- [Written task] Locate and copy all lines bearing the word "this".

- [Data records]
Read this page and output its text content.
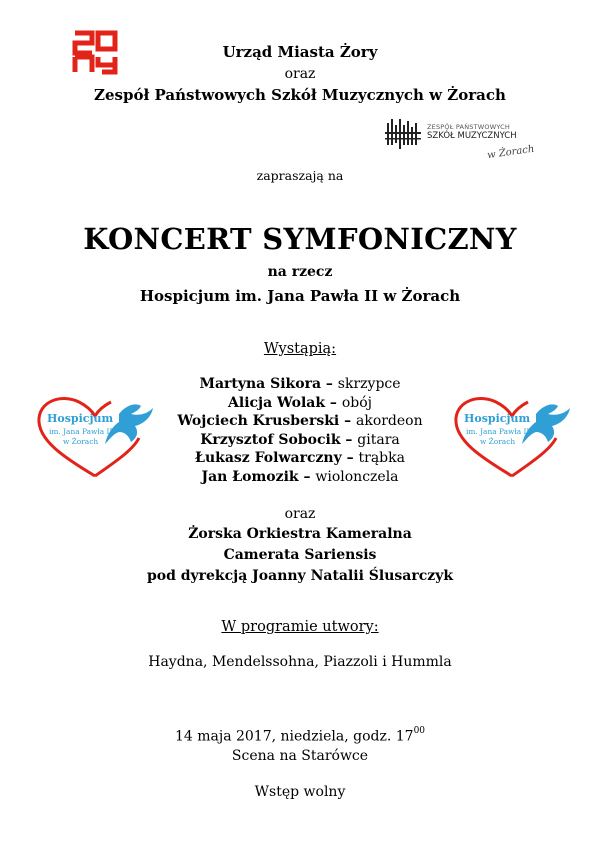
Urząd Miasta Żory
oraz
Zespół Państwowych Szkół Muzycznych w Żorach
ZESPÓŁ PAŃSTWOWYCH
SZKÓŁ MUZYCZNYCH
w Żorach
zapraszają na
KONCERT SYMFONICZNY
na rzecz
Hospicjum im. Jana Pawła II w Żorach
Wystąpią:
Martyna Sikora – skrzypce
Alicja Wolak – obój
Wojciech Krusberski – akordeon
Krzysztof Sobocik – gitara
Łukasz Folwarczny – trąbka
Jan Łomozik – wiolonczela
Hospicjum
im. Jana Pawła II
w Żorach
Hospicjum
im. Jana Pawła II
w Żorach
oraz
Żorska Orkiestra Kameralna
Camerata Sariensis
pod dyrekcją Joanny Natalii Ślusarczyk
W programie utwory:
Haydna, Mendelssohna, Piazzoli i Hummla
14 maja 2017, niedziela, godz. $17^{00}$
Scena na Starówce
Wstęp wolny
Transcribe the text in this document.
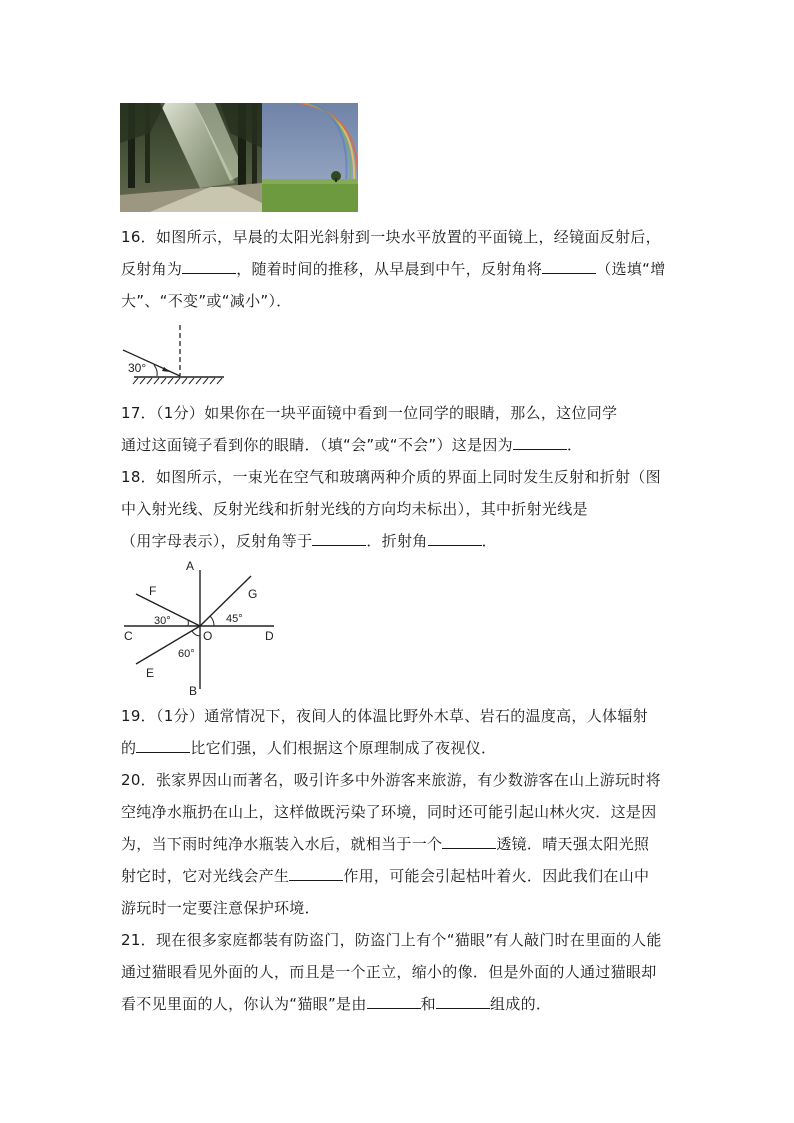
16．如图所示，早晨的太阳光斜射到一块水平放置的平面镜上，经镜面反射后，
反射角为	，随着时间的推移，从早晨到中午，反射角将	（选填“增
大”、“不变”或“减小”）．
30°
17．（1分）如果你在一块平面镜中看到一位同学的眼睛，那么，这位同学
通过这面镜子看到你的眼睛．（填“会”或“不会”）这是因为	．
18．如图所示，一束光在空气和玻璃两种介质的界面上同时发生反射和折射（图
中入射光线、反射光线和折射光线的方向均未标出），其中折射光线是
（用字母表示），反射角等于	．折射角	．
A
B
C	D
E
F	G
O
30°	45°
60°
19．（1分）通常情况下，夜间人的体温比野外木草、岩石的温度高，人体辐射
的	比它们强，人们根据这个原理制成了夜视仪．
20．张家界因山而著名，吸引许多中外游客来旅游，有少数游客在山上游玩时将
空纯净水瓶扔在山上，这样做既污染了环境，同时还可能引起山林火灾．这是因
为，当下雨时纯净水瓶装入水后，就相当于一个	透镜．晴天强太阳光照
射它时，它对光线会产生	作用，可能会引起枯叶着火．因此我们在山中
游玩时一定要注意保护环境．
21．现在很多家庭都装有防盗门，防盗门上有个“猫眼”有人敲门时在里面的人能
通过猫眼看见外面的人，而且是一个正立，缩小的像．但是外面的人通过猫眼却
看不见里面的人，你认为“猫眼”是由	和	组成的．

==

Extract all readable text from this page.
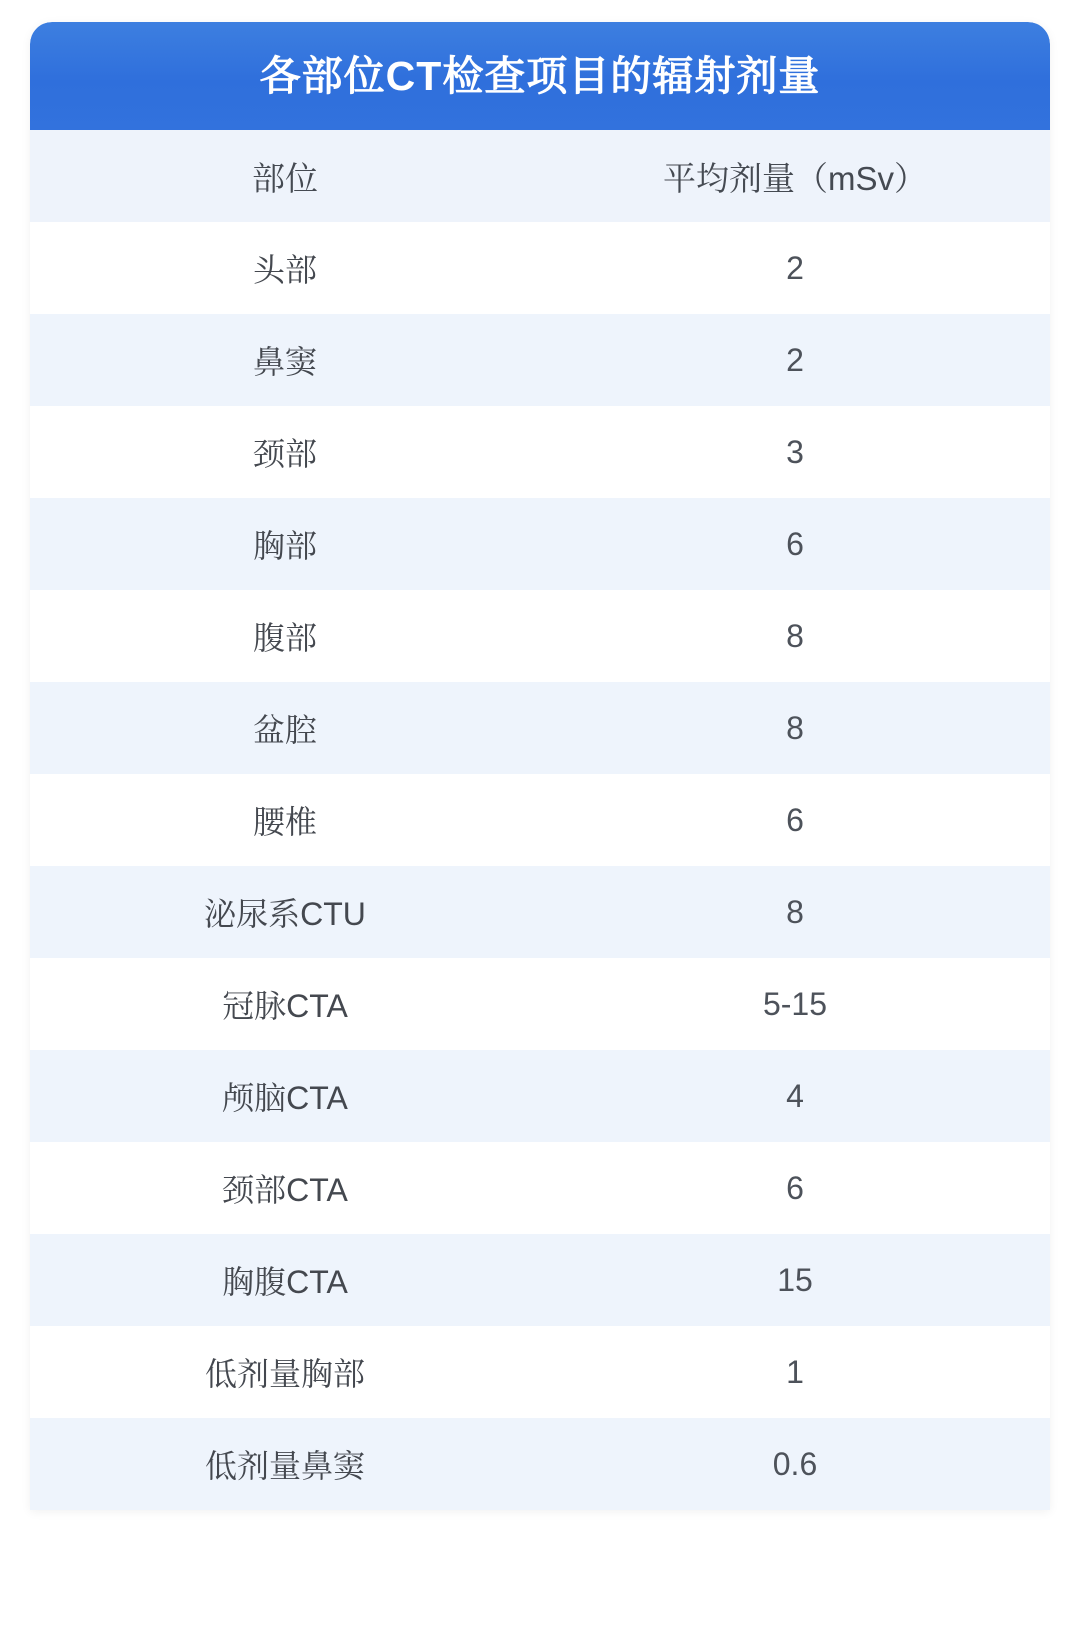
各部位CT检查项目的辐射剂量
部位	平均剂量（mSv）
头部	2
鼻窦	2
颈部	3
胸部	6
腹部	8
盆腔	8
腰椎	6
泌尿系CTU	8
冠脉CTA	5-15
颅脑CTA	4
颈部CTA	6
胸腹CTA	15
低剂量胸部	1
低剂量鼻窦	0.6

- [Task result]
Read this page and output its text content.
Transcribe the text in this document.
Extract all readable text from this page.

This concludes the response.